[start]

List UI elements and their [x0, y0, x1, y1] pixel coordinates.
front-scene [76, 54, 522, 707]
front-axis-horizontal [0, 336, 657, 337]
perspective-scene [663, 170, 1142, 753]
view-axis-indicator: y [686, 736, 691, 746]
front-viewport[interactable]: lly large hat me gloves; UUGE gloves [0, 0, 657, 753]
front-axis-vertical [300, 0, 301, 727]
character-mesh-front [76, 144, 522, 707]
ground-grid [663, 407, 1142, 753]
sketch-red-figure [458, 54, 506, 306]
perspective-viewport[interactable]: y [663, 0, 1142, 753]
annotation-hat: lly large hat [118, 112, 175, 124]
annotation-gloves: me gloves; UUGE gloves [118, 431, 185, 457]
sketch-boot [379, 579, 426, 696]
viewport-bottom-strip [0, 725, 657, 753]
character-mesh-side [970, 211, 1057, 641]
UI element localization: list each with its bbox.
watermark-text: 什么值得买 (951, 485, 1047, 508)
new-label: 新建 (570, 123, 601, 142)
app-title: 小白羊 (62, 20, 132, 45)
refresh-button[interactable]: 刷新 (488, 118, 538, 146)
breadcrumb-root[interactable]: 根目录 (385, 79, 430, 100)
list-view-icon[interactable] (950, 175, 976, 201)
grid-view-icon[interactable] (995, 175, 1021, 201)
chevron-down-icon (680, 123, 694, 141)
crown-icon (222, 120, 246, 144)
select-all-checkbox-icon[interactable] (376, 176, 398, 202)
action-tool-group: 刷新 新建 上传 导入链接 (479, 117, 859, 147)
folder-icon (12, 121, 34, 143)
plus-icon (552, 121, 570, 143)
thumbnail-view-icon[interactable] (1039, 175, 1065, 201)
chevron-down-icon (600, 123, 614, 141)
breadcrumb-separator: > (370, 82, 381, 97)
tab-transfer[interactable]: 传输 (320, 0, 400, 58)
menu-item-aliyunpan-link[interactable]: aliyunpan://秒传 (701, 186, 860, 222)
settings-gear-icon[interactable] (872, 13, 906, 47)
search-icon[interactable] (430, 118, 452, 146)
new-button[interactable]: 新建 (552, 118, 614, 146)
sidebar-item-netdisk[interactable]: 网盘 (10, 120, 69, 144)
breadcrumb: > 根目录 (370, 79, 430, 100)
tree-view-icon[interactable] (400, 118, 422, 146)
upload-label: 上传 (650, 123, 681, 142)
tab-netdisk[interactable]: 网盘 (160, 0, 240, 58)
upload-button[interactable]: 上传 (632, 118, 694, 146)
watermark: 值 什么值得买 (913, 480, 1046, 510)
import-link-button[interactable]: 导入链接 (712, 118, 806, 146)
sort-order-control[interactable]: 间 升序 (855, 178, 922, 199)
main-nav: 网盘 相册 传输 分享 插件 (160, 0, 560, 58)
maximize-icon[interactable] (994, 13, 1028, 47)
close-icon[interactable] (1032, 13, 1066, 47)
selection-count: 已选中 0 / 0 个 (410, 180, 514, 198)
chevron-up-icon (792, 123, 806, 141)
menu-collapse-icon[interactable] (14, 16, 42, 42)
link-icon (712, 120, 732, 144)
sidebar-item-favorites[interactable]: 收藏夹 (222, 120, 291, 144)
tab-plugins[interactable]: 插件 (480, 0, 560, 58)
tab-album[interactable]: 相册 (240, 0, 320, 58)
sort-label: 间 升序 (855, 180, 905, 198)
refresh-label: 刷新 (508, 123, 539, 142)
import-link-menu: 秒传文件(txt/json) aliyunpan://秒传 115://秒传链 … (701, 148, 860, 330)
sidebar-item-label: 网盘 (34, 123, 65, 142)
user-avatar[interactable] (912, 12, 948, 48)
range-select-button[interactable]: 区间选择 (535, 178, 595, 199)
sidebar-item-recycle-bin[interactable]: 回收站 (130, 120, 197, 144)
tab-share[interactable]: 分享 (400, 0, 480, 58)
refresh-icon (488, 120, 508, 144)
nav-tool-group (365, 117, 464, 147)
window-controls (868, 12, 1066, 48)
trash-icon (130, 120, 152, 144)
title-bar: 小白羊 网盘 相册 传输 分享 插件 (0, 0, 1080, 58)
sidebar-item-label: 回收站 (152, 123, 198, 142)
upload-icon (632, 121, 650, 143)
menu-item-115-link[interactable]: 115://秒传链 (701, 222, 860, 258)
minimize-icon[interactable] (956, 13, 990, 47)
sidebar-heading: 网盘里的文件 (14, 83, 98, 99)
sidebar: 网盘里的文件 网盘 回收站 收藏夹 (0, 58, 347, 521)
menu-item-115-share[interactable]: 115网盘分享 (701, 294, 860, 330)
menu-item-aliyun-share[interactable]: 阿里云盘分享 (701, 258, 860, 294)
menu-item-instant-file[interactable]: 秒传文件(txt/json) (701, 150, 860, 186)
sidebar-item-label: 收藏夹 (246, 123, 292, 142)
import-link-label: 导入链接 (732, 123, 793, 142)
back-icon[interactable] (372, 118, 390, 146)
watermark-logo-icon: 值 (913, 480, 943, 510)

[end]

> _GIVEN PROBLEM_
Format every line of the listing above as a JSON list of strings, with one string per line and blank lines left out.

> _RESPONSE TO THE EXERCISE_
[
  "List UI elements and their [x0, y0, x1, y1] pixel coordinates.",
  "front-scene [76, 54, 522, 707]",
  "front-axis-horizontal [0, 336, 657, 337]",
  "perspective-scene [663, 170, 1142, 753]",
  "view-axis-indicator: y [686, 736, 691, 746]",
  "front-viewport[interactable]: lly large hat me gloves; UUGE gloves [0, 0, 657, 753]",
  "front-axis-vertical [300, 0, 301, 727]",
  "character-mesh-front [76, 144, 522, 707]",
  "ground-grid [663, 407, 1142, 753]",
  "sketch-red-figure [458, 54, 506, 306]",
  "perspective-viewport[interactable]: y [663, 0, 1142, 753]",
  "annotation-hat: lly large hat [118, 112, 175, 124]",
  "annotation-gloves: me gloves; UUGE gloves [118, 431, 185, 457]",
  "sketch-boot [379, 579, 426, 696]",
  "viewport-bottom-strip [0, 725, 657, 753]",
  "character-mesh-side [970, 211, 1057, 641]",
  "UI element localization: list each with its bbox.",
  "watermark-text: 什么值得买 (951, 485, 1047, 508)",
  "new-label: 新建 (570, 123, 601, 142)",
  "app-title: 小白羊 (62, 20, 132, 45)",
  "refresh-button[interactable]: 刷新 (488, 118, 538, 146)",
  "breadcrumb-root[interactable]: 根目录 (385, 79, 430, 100)",
  "list-view-icon[interactable] (950, 175, 976, 201)",
  "grid-view-icon[interactable] (995, 175, 1021, 201)",
  "chevron-down-icon (680, 123, 694, 141)",
  "crown-icon (222, 120, 246, 144)",
  "select-all-checkbox-icon[interactable] (376, 176, 398, 202)",
  "action-tool-group: 刷新 新建 上传 导入链接 (479, 117, 859, 147)",
  "folder-icon (12, 121, 34, 143)",
  "plus-icon (552, 121, 570, 143)",
  "thumbnail-view-icon[interactable] (1039, 175, 1065, 201)",
  "chevron-down-icon (600, 123, 614, 141)",
  "breadcrumb-separator: > (370, 82, 381, 97)",
  "tab-transfer[interactable]: 传输 (320, 0, 400, 58)",
  "menu-item-aliyunpan-link[interactable]: aliyunpan://秒传 (701, 186, 860, 222)",
  "settings-gear-icon[interactable] (872, 13, 906, 47)",
  "search-icon[interactable] (430, 118, 452, 146)",
  "new-button[interactable]: 新建 (552, 118, 614, 146)",
  "sidebar-item-netdisk[interactable]: 网盘 (10, 120, 69, 144)",
  "breadcrumb: > 根目录 (370, 79, 430, 100)",
  "tree-view-icon[interactable] (400, 118, 422, 146)",
  "upload-label: 上传 (650, 123, 681, 142)",
  "tab-netdisk[interactable]: 网盘 (160, 0, 240, 58)",
  "upload-button[interactable]: 上传 (632, 118, 694, 146)",
  "watermark: 值 什么值得买 (913, 480, 1046, 510)",
  "import-link-button[interactable]: 导入链接 (712, 118, 806, 146)",
  "sort-order-control[interactable]: 间 升序 (855, 178, 922, 199)",
  "main-nav: 网盘 相册 传输 分享 插件 (160, 0, 560, 58)",
  "maximize-icon[interactable] (994, 13, 1028, 47)",
  "close-icon[interactable] (1032, 13, 1066, 47)",
  "selection-count: 已选中 0 / 0 个 (410, 180, 514, 198)",
  "chevron-up-icon (792, 123, 806, 141)",
  "menu-collapse-icon[interactable] (14, 16, 42, 42)",
  "link-icon (712, 120, 732, 144)",
  "sidebar-item-favorites[interactable]: 收藏夹 (222, 120, 291, 144)",
  "tab-plugins[interactable]: 插件 (480, 0, 560, 58)",
  "tab-album[interactable]: 相册 (240, 0, 320, 58)",
  "sort-label: 间 升序 (855, 180, 905, 198)",
  "refresh-label: 刷新 (508, 123, 539, 142)",
  "import-link-menu: 秒传文件(txt/json) aliyunpan://秒传 115://秒传链 … (701, 148, 860, 330)",
  "sidebar-item-label: 网盘 (34, 123, 65, 142)",
  "user-avatar[interactable] (912, 12, 948, 48)",
  "range-select-button[interactable]: 区间选择 (535, 178, 595, 199)",
  "sidebar-item-recycle-bin[interactable]: 回收站 (130, 120, 197, 144)",
  "tab-share[interactable]: 分享 (400, 0, 480, 58)",
  "refresh-icon (488, 120, 508, 144)",
  "nav-tool-group (365, 117, 464, 147)",
  "window-controls (868, 12, 1066, 48)",
  "trash-icon (130, 120, 152, 144)",
  "title-bar: 小白羊 网盘 相册 传输 分享 插件 (0, 0, 1080, 58)",
  "sidebar-item-label: 回收站 (152, 123, 198, 142)",
  "upload-icon (632, 121, 650, 143)",
  "menu-item-115-link[interactable]: 115://秒传链 (701, 222, 860, 258)",
  "minimize-icon[interactable] (956, 13, 990, 47)",
  "sidebar-heading: 网盘里的文件 (14, 83, 98, 99)",
  "sidebar: 网盘里的文件 网盘 回收站 收藏夹 (0, 58, 347, 521)",
  "menu-item-115-share[interactable]: 115网盘分享 (701, 294, 860, 330)",
  "menu-item-aliyun-share[interactable]: 阿里云盘分享 (701, 258, 860, 294)",
  "menu-item-instant-file[interactable]: 秒传文件(txt/json) (701, 150, 860, 186)",
  "sidebar-item-label: 收藏夹 (246, 123, 292, 142)",
  "import-link-label: 导入链接 (732, 123, 793, 142)",
  "back-icon[interactable] (372, 118, 390, 146)",
  "watermark-logo-icon: 值 (913, 480, 943, 510)"
]